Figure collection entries
※

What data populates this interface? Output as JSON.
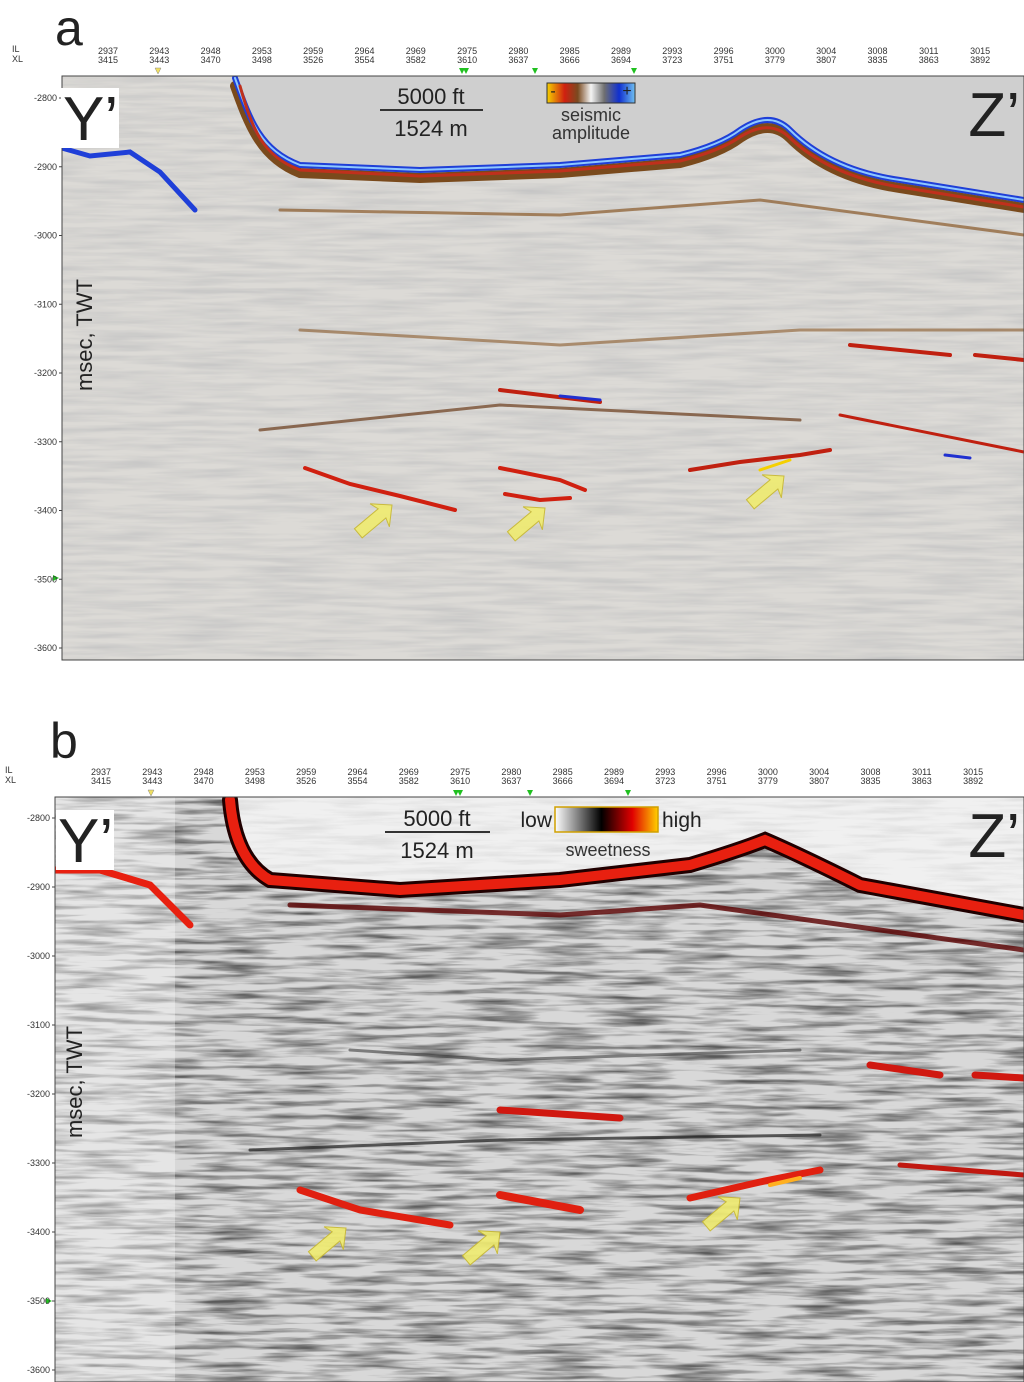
{
  "panels": [
    {
      "label": "a",
      "axis_labels": [
        "IL",
        "XL"
      ],
      "il": [
        2937,
        2943,
        2948,
        2953,
        2959,
        2964,
        2969,
        2975,
        2980,
        2985,
        2989,
        2993,
        2996,
        3000,
        3004,
        3008,
        3011,
        3015
      ],
      "xl": [
        3415,
        3443,
        3470,
        3498,
        3526,
        3554,
        3582,
        3610,
        3637,
        3666,
        3694,
        3723,
        3751,
        3779,
        3807,
        3835,
        3863,
        3892
      ],
      "yticks": [
        -2800,
        -2900,
        -3000,
        -3100,
        -3200,
        -3300,
        -3400,
        -3500,
        -3600
      ],
      "y_axis_title": "msec, TWT",
      "left_tag": "Y’",
      "right_tag": "Z’",
      "scale_ft": "5000 ft",
      "scale_m": "1524 m",
      "colorbar_left": "-",
      "colorbar_right": "+",
      "colorbar_title": [
        "seismic",
        "amplitude"
      ]
    },
    {
      "label": "b",
      "axis_labels": [
        "IL",
        "XL"
      ],
      "il": [
        2937,
        2943,
        2948,
        2953,
        2959,
        2964,
        2969,
        2975,
        2980,
        2985,
        2989,
        2993,
        2996,
        3000,
        3004,
        3008,
        3011,
        3015
      ],
      "xl": [
        3415,
        3443,
        3470,
        3498,
        3526,
        3554,
        3582,
        3610,
        3637,
        3666,
        3694,
        3723,
        3751,
        3779,
        3807,
        3835,
        3863,
        3892
      ],
      "yticks": [
        -2800,
        -2900,
        -3000,
        -3100,
        -3200,
        -3300,
        -3400,
        -3500,
        -3600
      ],
      "y_axis_title": "msec, TWT",
      "left_tag": "Y’",
      "right_tag": "Z’",
      "scale_ft": "5000 ft",
      "scale_m": "1524 m",
      "colorbar_left": "low",
      "colorbar_right": "high",
      "colorbar_title": [
        "sweetness"
      ]
    }
  ]
}
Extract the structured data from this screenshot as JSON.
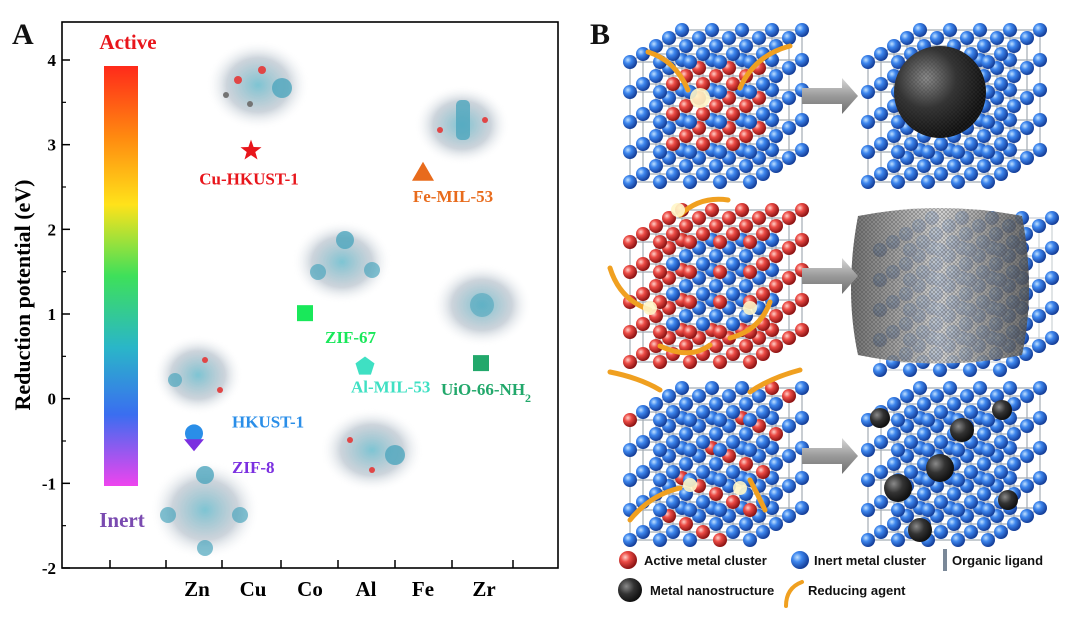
{
  "panel_a": {
    "letter": "A",
    "chart_data": {
      "type": "scatter",
      "ylabel": "Reduction potential (eV)",
      "xlabel": "",
      "categories": [
        "Zn",
        "Cu",
        "Co",
        "Al",
        "Fe",
        "Zr"
      ],
      "ylim": [
        -2,
        4.5
      ],
      "yticks": [
        -2,
        -1,
        0,
        1,
        2,
        3,
        4
      ],
      "colorbar": {
        "top_label": "Active",
        "bottom_label": "Inert",
        "range": [
          -1,
          3.9
        ]
      },
      "points": [
        {
          "name": "Cu-HKUST-1",
          "category": "Cu",
          "y": 2.93,
          "marker": "star",
          "color": "#e8151b",
          "label_color": "#e8151b"
        },
        {
          "name": "Fe-MIL-53",
          "category": "Fe",
          "y": 2.68,
          "marker": "triangle",
          "color": "#e86b1c",
          "label_color": "#e86b1c"
        },
        {
          "name": "ZIF-67",
          "category": "Co",
          "y": 1.01,
          "marker": "square",
          "color": "#19e85a",
          "label_color": "#19e85a"
        },
        {
          "name": "Al-MIL-53",
          "category": "Al",
          "y": 0.38,
          "marker": "pentagon",
          "color": "#3fe0c3",
          "label_color": "#3fe0c3"
        },
        {
          "name": "UiO-66-NH",
          "sub": "2",
          "category": "Zr",
          "y": 0.42,
          "marker": "square",
          "color": "#22a86b",
          "label_color": "#22a86b"
        },
        {
          "name": "HKUST-1",
          "category": "Zn",
          "y": -0.41,
          "marker": "circle",
          "color": "#2a8ee8",
          "label_color": "#2a8ee8"
        },
        {
          "name": "ZIF-8",
          "category": "Zn",
          "y": -0.55,
          "marker": "diamond",
          "color": "#7b2fe0",
          "label_color": "#7b2fe0"
        }
      ]
    }
  },
  "panel_b": {
    "letter": "B",
    "legend": {
      "active": "Active metal cluster",
      "inert": "Inert metal cluster",
      "ligand": "Organic ligand",
      "nano": "Metal nanostructure",
      "reducer": "Reducing agent"
    },
    "colors": {
      "active": "#e8433f",
      "inert": "#2f7be0",
      "nano": "#2b2b2b",
      "arrow": "#f0a020"
    }
  }
}
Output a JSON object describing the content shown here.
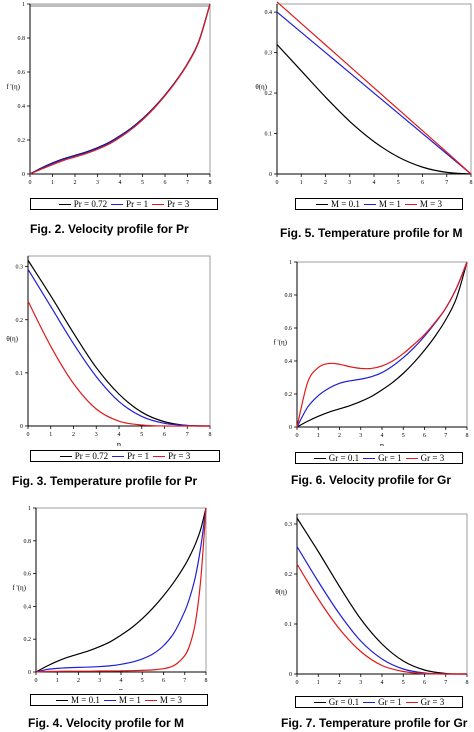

※

Brief>
For each line above that contains the word "name", copy that line.

Written solution>
          "name": "Cu-HKUST-1",
          "name": "Fe-MIL-53",
          "name": "ZIF-67",
          "name": "Al-MIL-53",
          "name": "UiO-66-NH",
          "name": "HKUST-1",
          "name": "ZIF-8",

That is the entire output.